■ Task description
Quote the listing below in its entirety.

Stored data
-- start --

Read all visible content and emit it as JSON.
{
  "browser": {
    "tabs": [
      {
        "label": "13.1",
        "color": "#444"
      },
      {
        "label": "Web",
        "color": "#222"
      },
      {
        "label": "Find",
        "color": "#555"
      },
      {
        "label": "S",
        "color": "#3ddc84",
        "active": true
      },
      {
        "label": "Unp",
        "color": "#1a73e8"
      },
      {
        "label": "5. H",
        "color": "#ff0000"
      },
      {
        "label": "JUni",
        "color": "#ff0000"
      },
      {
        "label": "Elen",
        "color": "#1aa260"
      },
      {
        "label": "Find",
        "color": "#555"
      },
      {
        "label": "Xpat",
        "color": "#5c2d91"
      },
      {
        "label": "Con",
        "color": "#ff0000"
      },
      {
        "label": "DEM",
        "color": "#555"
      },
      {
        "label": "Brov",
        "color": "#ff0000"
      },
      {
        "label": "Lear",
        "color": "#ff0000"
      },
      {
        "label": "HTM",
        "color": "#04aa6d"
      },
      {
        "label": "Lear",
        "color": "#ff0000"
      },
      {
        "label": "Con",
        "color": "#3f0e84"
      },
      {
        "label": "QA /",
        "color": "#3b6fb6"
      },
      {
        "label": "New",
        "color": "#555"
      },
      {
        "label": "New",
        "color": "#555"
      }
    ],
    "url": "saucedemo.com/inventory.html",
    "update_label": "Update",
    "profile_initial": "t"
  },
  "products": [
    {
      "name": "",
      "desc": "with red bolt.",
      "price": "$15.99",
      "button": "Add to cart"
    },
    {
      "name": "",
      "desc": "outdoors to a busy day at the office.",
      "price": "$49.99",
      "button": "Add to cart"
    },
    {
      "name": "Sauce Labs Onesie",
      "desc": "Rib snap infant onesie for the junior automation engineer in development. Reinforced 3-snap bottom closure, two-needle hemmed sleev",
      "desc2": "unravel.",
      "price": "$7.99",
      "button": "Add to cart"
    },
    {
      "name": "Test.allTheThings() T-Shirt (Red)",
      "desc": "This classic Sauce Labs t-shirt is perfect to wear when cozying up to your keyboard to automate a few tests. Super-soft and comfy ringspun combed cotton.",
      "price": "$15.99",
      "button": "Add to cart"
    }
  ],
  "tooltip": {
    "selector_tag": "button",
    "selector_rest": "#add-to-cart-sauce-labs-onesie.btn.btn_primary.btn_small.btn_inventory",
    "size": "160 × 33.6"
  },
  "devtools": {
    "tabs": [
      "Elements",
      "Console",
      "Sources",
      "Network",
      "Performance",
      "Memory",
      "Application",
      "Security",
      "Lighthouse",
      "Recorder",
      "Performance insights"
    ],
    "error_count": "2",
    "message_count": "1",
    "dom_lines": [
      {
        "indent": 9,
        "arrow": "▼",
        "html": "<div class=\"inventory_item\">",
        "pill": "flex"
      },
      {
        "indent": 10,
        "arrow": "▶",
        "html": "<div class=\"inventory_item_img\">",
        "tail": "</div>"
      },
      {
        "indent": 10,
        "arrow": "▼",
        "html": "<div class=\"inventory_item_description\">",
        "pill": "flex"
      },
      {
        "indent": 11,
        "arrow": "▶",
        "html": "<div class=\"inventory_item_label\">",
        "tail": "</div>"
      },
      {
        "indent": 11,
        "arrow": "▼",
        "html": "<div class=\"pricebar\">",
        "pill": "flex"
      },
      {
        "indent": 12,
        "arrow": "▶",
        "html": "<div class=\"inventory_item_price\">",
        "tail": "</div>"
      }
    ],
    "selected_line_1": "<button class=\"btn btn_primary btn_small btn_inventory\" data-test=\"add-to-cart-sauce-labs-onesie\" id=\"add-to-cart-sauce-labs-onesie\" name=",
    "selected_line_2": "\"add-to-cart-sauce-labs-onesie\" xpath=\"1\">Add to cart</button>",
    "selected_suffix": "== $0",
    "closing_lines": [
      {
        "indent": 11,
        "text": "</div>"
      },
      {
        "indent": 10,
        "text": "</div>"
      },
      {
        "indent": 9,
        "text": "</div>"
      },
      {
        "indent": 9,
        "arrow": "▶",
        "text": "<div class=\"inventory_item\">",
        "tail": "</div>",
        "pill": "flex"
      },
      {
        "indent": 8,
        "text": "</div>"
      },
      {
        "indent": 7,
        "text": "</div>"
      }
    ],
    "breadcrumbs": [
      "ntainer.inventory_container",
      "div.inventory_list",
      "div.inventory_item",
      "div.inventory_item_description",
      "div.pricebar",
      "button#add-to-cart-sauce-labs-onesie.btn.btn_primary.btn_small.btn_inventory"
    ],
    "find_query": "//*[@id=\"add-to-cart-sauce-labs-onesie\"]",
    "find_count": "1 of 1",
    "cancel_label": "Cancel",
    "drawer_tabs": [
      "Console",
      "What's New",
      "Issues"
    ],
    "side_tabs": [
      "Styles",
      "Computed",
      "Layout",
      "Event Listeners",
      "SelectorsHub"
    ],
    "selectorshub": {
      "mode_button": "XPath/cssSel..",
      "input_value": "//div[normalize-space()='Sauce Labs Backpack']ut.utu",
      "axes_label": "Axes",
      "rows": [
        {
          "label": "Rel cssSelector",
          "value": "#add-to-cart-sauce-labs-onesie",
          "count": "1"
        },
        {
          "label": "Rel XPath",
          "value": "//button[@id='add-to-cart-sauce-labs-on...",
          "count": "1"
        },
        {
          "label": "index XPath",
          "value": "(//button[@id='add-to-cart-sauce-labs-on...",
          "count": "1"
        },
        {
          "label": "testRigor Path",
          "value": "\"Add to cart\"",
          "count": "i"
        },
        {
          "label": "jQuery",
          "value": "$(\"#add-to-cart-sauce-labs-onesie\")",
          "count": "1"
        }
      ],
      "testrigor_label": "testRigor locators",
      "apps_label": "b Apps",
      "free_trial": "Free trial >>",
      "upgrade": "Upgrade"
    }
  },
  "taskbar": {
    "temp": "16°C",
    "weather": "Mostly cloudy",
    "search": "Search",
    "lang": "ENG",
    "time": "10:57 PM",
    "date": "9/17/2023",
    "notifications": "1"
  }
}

-- end --

■ Correct response
Read all visible content and emit it as JSON.
{
  "browser": {
    "tabs": [
      {
        "label": "13.1",
        "color": "#444"
      },
      {
        "label": "Web",
        "color": "#222"
      },
      {
        "label": "Find",
        "color": "#555"
      },
      {
        "label": "S",
        "color": "#3ddc84",
        "active": true
      },
      {
        "label": "Unp",
        "color": "#1a73e8"
      },
      {
        "label": "5. H",
        "color": "#ff0000"
      },
      {
        "label": "JUni",
        "color": "#ff0000"
      },
      {
        "label": "Elen",
        "color": "#1aa260"
      },
      {
        "label": "Find",
        "color": "#555"
      },
      {
        "label": "Xpat",
        "color": "#5c2d91"
      },
      {
        "label": "Con",
        "color": "#ff0000"
      },
      {
        "label": "DEM",
        "color": "#555"
      },
      {
        "label": "Brov",
        "color": "#ff0000"
      },
      {
        "label": "Lear",
        "color": "#ff0000"
      },
      {
        "label": "HTM",
        "color": "#04aa6d"
      },
      {
        "label": "Lear",
        "color": "#ff0000"
      },
      {
        "label": "Con",
        "color": "#3f0e84"
      },
      {
        "label": "QA /",
        "color": "#3b6fb6"
      },
      {
        "label": "New",
        "color": "#555"
      },
      {
        "label": "New",
        "color": "#555"
      }
    ],
    "url": "saucedemo.com/inventory.html",
    "update_label": "Update",
    "profile_initial": "t"
  },
  "products": [
    {
      "name": "",
      "desc": "with red bolt.",
      "price": "$15.99",
      "button": "Add to cart"
    },
    {
      "name": "",
      "desc": "outdoors to a busy day at the office.",
      "price": "$49.99",
      "button": "Add to cart"
    },
    {
      "name": "Sauce Labs Onesie",
      "desc": "Rib snap infant onesie for the junior automation engineer in development. Reinforced 3-snap bottom closure, two-needle hemmed sleev",
      "desc2": "unravel.",
      "price": "$7.99",
      "button": "Add to cart"
    },
    {
      "name": "Test.allTheThings() T-Shirt (Red)",
      "desc": "This classic Sauce Labs t-shirt is perfect to wear when cozying up to your keyboard to automate a few tests. Super-soft and comfy ringspun combed cotton.",
      "price": "$15.99",
      "button": "Add to cart"
    }
  ],
  "tooltip": {
    "selector_tag": "button",
    "selector_rest": "#add-to-cart-sauce-labs-onesie.btn.btn_primary.btn_small.btn_inventory",
    "size": "160 × 33.6"
  },
  "devtools": {
    "tabs": [
      "Elements",
      "Console",
      "Sources",
      "Network",
      "Performance",
      "Memory",
      "Application",
      "Security",
      "Lighthouse",
      "Recorder",
      "Performance insights"
    ],
    "error_count": "2",
    "message_count": "1",
    "dom_lines": [
      {
        "indent": 9,
        "arrow": "▼",
        "html": "<div class=\"inventory_item\">",
        "pill": "flex"
      },
      {
        "indent": 10,
        "arrow": "▶",
        "html": "<div class=\"inventory_item_img\">",
        "tail": "</div>"
      },
      {
        "indent": 10,
        "arrow": "▼",
        "html": "<div class=\"inventory_item_description\">",
        "pill": "flex"
      },
      {
        "indent": 11,
        "arrow": "▶",
        "html": "<div class=\"inventory_item_label\">",
        "tail": "</div>"
      },
      {
        "indent": 11,
        "arrow": "▼",
        "html": "<div class=\"pricebar\">",
        "pill": "flex"
      },
      {
        "indent": 12,
        "arrow": "▶",
        "html": "<div class=\"inventory_item_price\">",
        "tail": "</div>"
      }
    ],
    "selected_line_1": "<button class=\"btn btn_primary btn_small btn_inventory\" data-test=\"add-to-cart-sauce-labs-onesie\" id=\"add-to-cart-sauce-labs-onesie\" name=",
    "selected_line_2": "\"add-to-cart-sauce-labs-onesie\" xpath=\"1\">Add to cart</button>",
    "selected_suffix": "== $0",
    "closing_lines": [
      {
        "indent": 11,
        "text": "</div>"
      },
      {
        "indent": 10,
        "text": "</div>"
      },
      {
        "indent": 9,
        "text": "</div>"
      },
      {
        "indent": 9,
        "arrow": "▶",
        "text": "<div class=\"inventory_item\">",
        "tail": "</div>",
        "pill": "flex"
      },
      {
        "indent": 8,
        "text": "</div>"
      },
      {
        "indent": 7,
        "text": "</div>"
      }
    ],
    "breadcrumbs": [
      "ntainer.inventory_container",
      "div.inventory_list",
      "div.inventory_item",
      "div.inventory_item_description",
      "div.pricebar",
      "button#add-to-cart-sauce-labs-onesie.btn.btn_primary.btn_small.btn_inventory"
    ],
    "find_query": "//*[@id=\"add-to-cart-sauce-labs-onesie\"]",
    "find_count": "1 of 1",
    "cancel_label": "Cancel",
    "drawer_tabs": [
      "Console",
      "What's New",
      "Issues"
    ],
    "side_tabs": [
      "Styles",
      "Computed",
      "Layout",
      "Event Listeners",
      "SelectorsHub"
    ],
    "selectorshub": {
      "mode_button": "XPath/cssSel..",
      "input_value": "//div[normalize-space()='Sauce Labs Backpack']ut.utu",
      "axes_label": "Axes",
      "rows": [
        {
          "label": "Rel cssSelector",
          "value": "#add-to-cart-sauce-labs-onesie",
          "count": "1"
        },
        {
          "label": "Rel XPath",
          "value": "//button[@id='add-to-cart-sauce-labs-on...",
          "count": "1"
        },
        {
          "label": "index XPath",
          "value": "(//button[@id='add-to-cart-sauce-labs-on...",
          "count": "1"
        },
        {
          "label": "testRigor Path",
          "value": "\"Add to cart\"",
          "count": "i"
        },
        {
          "label": "jQuery",
          "value": "$(\"#add-to-cart-sauce-labs-onesie\")",
          "count": "1"
        }
      ],
      "testrigor_label": "testRigor locators",
      "apps_label": "b Apps",
      "free_trial": "Free trial >>",
      "upgrade": "Upgrade"
    }
  },
  "taskbar": {
    "temp": "16°C",
    "weather": "Mostly cloudy",
    "search": "Search",
    "lang": "ENG",
    "time": "10:57 PM",
    "date": "9/17/2023",
    "notifications": "1"
  }
}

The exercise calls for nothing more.